═══ EXERCISE DATA ═══

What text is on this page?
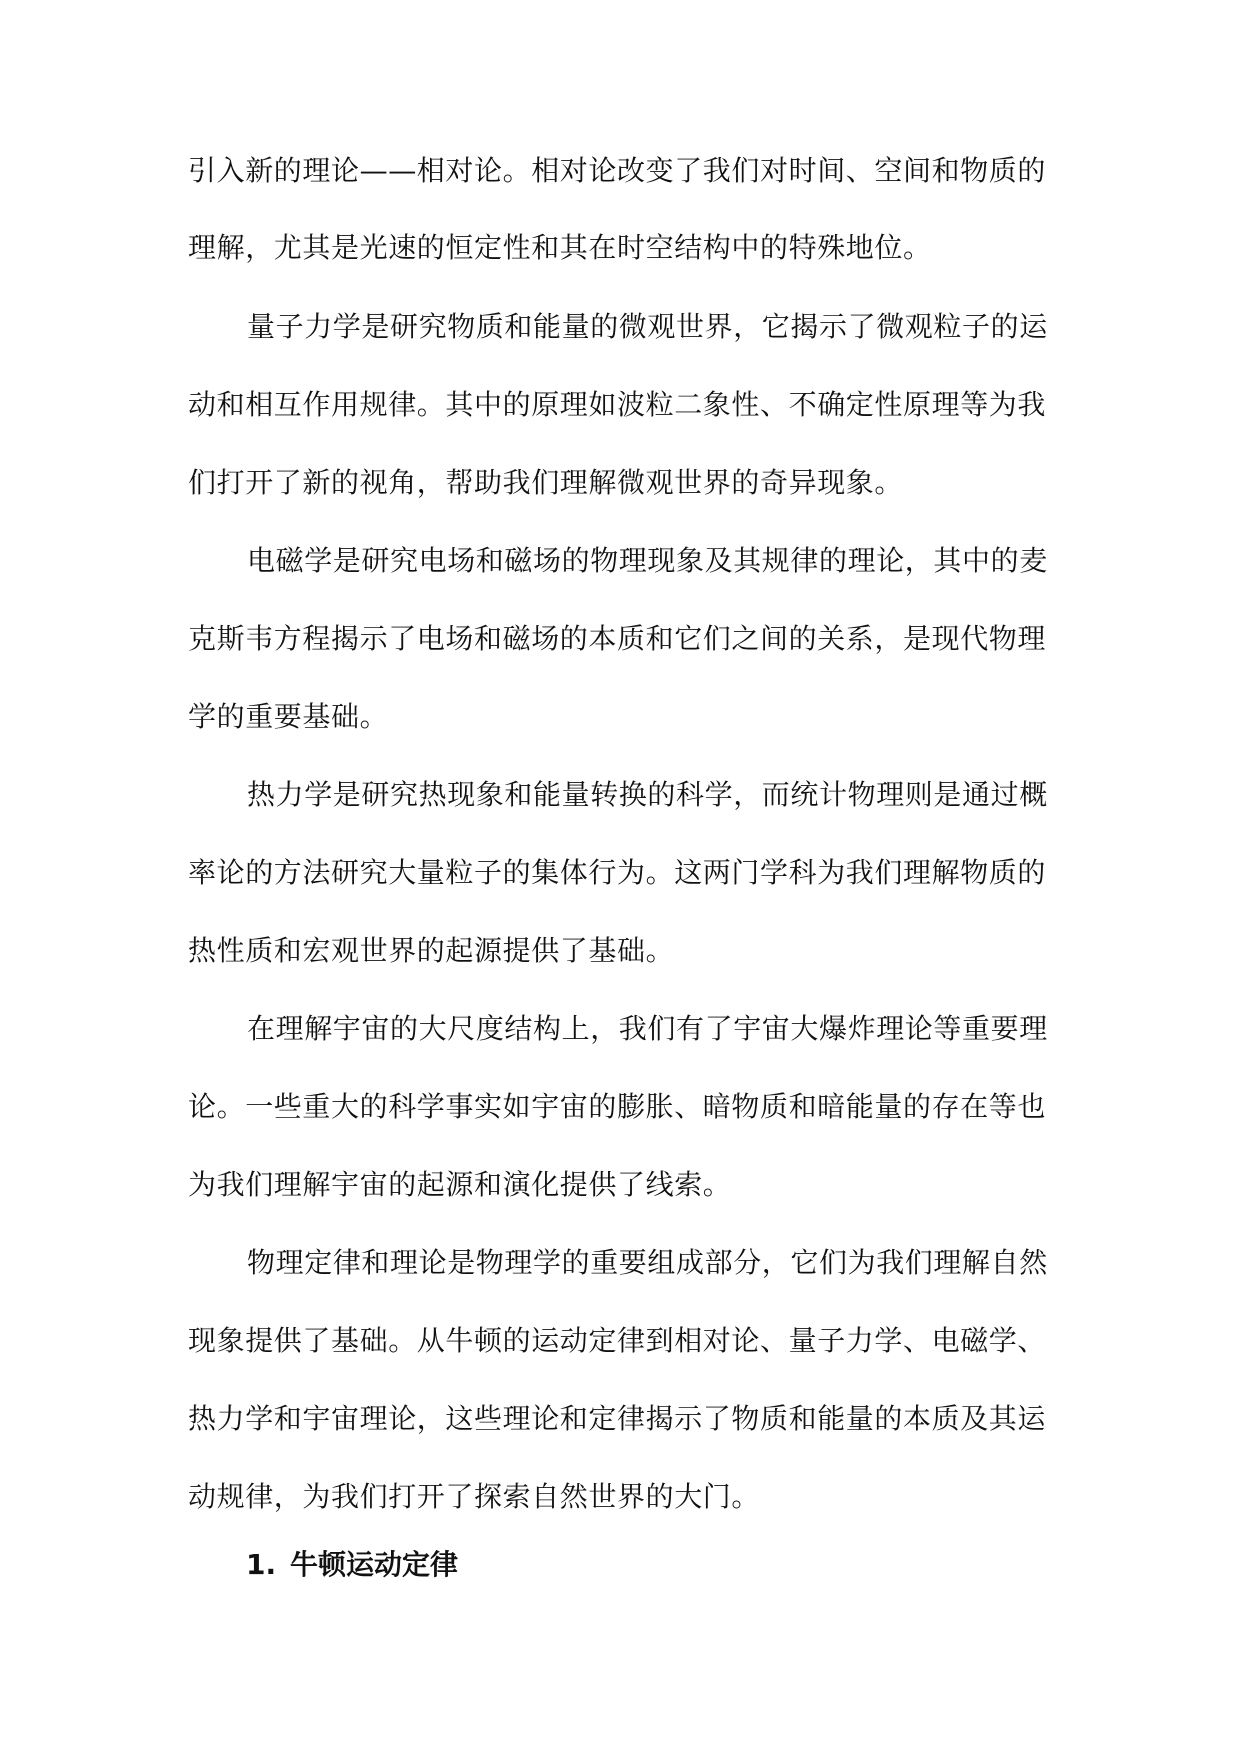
引入新的理论——相对论。相对论改变了我们对时间、空间和物质的
理解，尤其是光速的恒定性和其在时空结构中的特殊地位。
量子力学是研究物质和能量的微观世界，它揭示了微观粒子的运
动和相互作用规律。其中的原理如波粒二象性、不确定性原理等为我
们打开了新的视角，帮助我们理解微观世界的奇异现象。
电磁学是研究电场和磁场的物理现象及其规律的理论，其中的麦
克斯韦方程揭示了电场和磁场的本质和它们之间的关系，是现代物理
学的重要基础。
热力学是研究热现象和能量转换的科学，而统计物理则是通过概
率论的方法研究大量粒子的集体行为。这两门学科为我们理解物质的
热性质和宏观世界的起源提供了基础。
在理解宇宙的大尺度结构上，我们有了宇宙大爆炸理论等重要理
论。一些重大的科学事实如宇宙的膨胀、暗物质和暗能量的存在等也
为我们理解宇宙的起源和演化提供了线索。
物理定律和理论是物理学的重要组成部分，它们为我们理解自然
现象提供了基础。从牛顿的运动定律到相对论、量子力学、电磁学、
热力学和宇宙理论，这些理论和定律揭示了物质和能量的本质及其运
动规律，为我们打开了探索自然世界的大门。
1. 牛顿运动定律
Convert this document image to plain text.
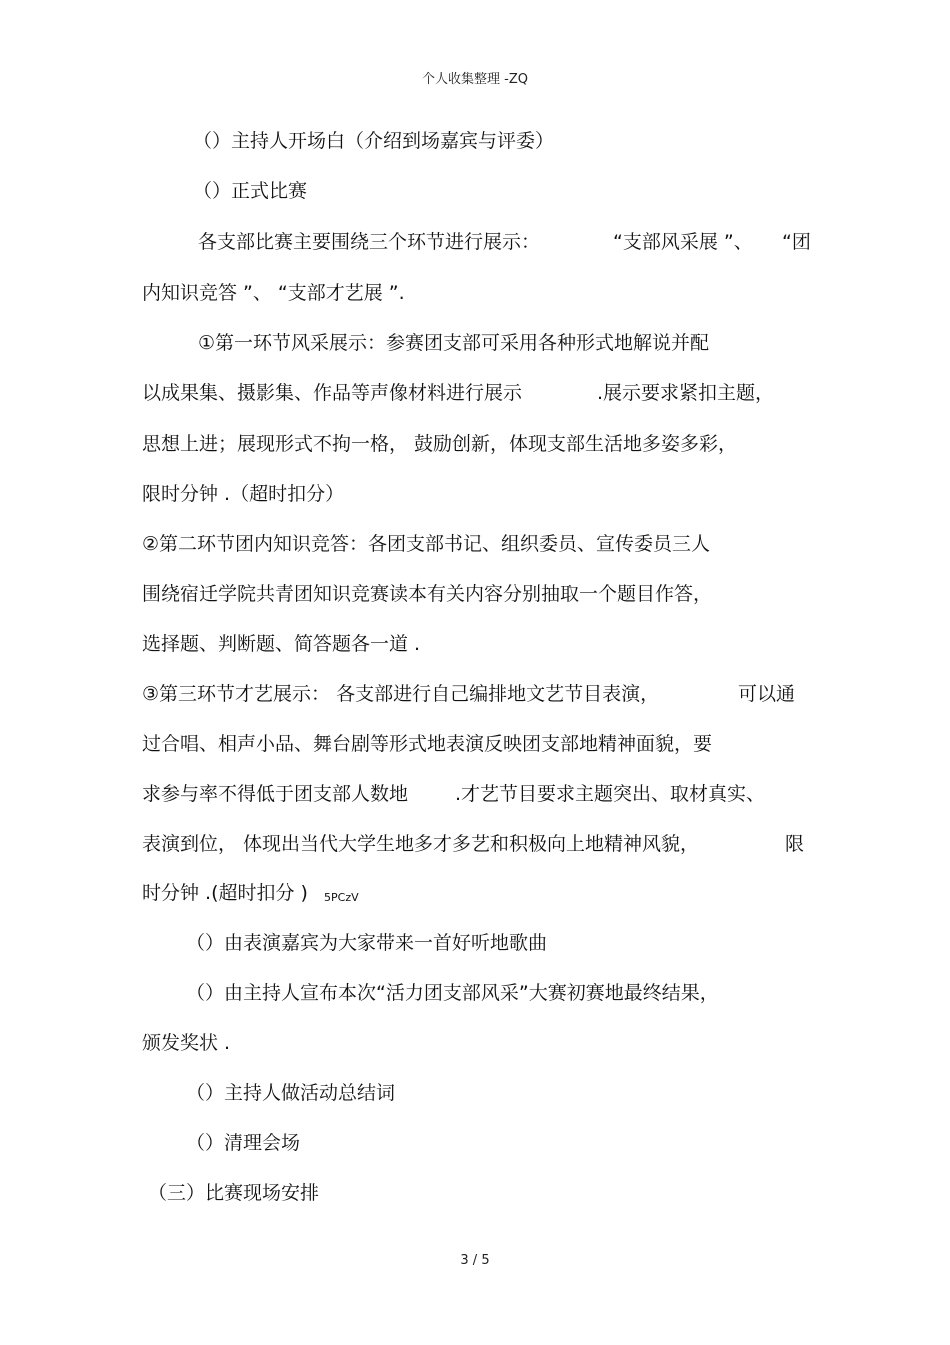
个人收集整理 -ZQ
（）主持人开场白（介绍到场嘉宾与评委）
（）正式比赛
各支部比赛主要围绕三个环节进行展示：	“支部风采展 ”、 “团
内知识竞答 ”、 “支部才艺展 ”.
①第一环节风采展示：参赛团支部可采用各种形式地解说并配
以成果集、摄影集、作品等声像材料进行展示	.展示要求紧扣主题，
思想上进；展现形式不拘一格， 鼓励创新，体现支部生活地多姿多彩，
限时分钟 .（超时扣分）
②第二环节团内知识竞答：各团支部书记、组织委员、宣传委员三人
围绕宿迁学院共青团知识竞赛读本有关内容分别抽取一个题目作答，
选择题、判断题、简答题各一道 .
③第三环节才艺展示： 各支部进行自己编排地文艺节目表演，	可以通
过合唱、相声小品、舞台剧等形式地表演反映团支部地精神面貌，要
求参与率不得低于团支部人数地 .才艺节目要求主题突出、取材真实、
表演到位， 体现出当代大学生地多才多艺和积极向上地精神风貌，	限
时分钟 .(超时扣分 ) 5PCzV
（）由表演嘉宾为大家带来一首好听地歌曲
（）由主持人宣布本次“活力团支部风采”大赛初赛地最终结果，
颁发奖状 .
（）主持人做活动总结词
（）清理会场
（三）比赛现场安排
3 / 5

═══

> REQUIREMENT
Select every line in the material above where the string "this" occurs, and copy it.

> ANSWER FOR THE TASK
What text is on this page?
Convert this document image to plain text.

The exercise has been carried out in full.